▶ **Short exercise**: Note each line where "цилиндрический" appears, and copy it.

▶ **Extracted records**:
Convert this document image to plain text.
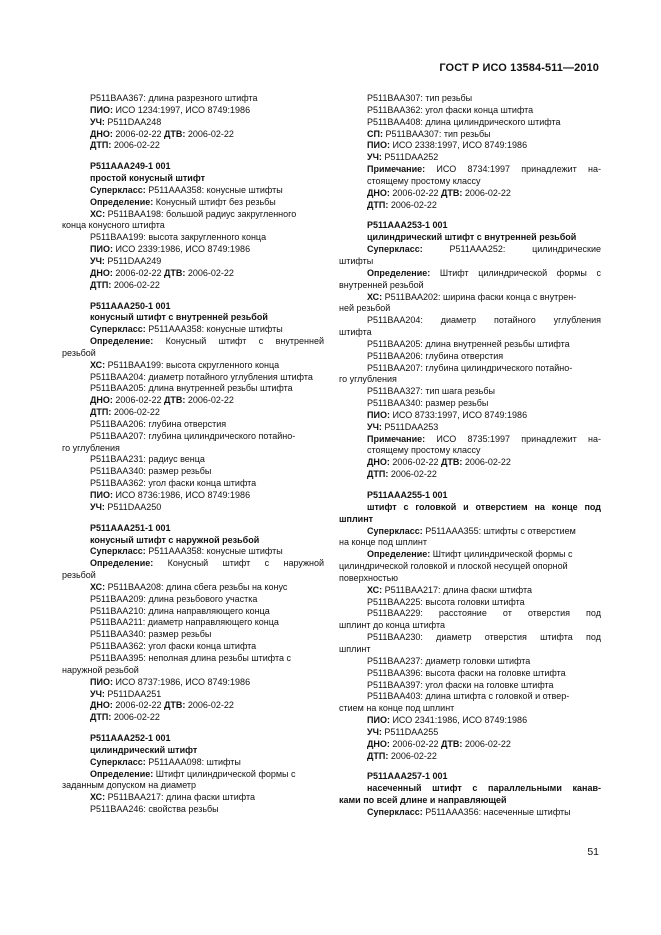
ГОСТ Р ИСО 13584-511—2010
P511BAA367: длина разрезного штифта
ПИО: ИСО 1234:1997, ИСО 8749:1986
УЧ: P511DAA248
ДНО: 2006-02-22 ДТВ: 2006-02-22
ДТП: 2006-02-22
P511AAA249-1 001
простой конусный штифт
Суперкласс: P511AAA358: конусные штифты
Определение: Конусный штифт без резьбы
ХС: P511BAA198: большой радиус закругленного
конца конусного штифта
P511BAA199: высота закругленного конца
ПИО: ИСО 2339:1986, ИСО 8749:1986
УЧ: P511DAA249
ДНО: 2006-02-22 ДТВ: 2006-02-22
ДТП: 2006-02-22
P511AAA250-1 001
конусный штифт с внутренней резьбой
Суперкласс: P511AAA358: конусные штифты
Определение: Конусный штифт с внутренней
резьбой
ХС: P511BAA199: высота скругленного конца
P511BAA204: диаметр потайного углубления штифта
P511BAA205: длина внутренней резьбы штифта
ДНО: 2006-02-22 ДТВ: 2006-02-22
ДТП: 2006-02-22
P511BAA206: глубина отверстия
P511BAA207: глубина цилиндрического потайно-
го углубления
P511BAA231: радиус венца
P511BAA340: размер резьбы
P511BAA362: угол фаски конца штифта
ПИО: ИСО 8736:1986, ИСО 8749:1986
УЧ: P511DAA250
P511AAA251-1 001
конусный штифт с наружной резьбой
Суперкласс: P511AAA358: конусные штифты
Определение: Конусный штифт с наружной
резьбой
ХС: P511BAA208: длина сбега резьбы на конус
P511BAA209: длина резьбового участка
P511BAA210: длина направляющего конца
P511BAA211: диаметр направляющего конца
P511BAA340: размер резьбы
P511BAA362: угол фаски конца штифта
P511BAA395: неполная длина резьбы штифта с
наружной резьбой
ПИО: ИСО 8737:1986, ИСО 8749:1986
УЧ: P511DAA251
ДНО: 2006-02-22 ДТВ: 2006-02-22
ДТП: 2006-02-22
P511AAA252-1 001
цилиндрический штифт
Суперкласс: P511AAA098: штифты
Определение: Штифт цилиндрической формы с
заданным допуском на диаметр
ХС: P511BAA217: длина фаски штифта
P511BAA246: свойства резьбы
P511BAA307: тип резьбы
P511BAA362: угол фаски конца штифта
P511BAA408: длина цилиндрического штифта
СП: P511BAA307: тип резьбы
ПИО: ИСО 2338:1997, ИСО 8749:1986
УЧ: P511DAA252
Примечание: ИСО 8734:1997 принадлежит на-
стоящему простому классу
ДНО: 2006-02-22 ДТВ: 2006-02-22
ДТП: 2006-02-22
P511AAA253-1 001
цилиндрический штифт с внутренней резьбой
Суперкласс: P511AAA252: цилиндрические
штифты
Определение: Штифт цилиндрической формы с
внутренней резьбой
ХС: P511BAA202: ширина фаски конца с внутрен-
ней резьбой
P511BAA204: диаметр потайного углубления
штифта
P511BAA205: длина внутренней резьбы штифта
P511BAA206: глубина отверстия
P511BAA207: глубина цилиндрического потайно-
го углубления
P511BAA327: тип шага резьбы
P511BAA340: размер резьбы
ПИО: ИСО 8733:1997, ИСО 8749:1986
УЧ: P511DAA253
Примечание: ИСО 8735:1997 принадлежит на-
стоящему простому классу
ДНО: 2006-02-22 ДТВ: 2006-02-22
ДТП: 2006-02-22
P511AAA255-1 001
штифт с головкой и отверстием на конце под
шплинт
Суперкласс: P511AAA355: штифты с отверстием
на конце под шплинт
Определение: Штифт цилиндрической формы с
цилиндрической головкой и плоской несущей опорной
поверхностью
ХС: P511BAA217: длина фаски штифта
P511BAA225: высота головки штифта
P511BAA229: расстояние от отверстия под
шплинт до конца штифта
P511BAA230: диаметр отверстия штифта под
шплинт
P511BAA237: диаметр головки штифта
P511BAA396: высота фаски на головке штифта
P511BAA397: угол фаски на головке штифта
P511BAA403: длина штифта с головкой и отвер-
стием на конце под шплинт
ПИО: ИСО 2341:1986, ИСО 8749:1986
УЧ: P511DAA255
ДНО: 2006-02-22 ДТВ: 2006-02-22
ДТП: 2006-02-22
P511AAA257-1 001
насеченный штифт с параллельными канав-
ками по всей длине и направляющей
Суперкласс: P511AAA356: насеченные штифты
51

▶ **Result of this exercise**:
цилиндрический штифт
цилиндрический штифт с внутренней резьбой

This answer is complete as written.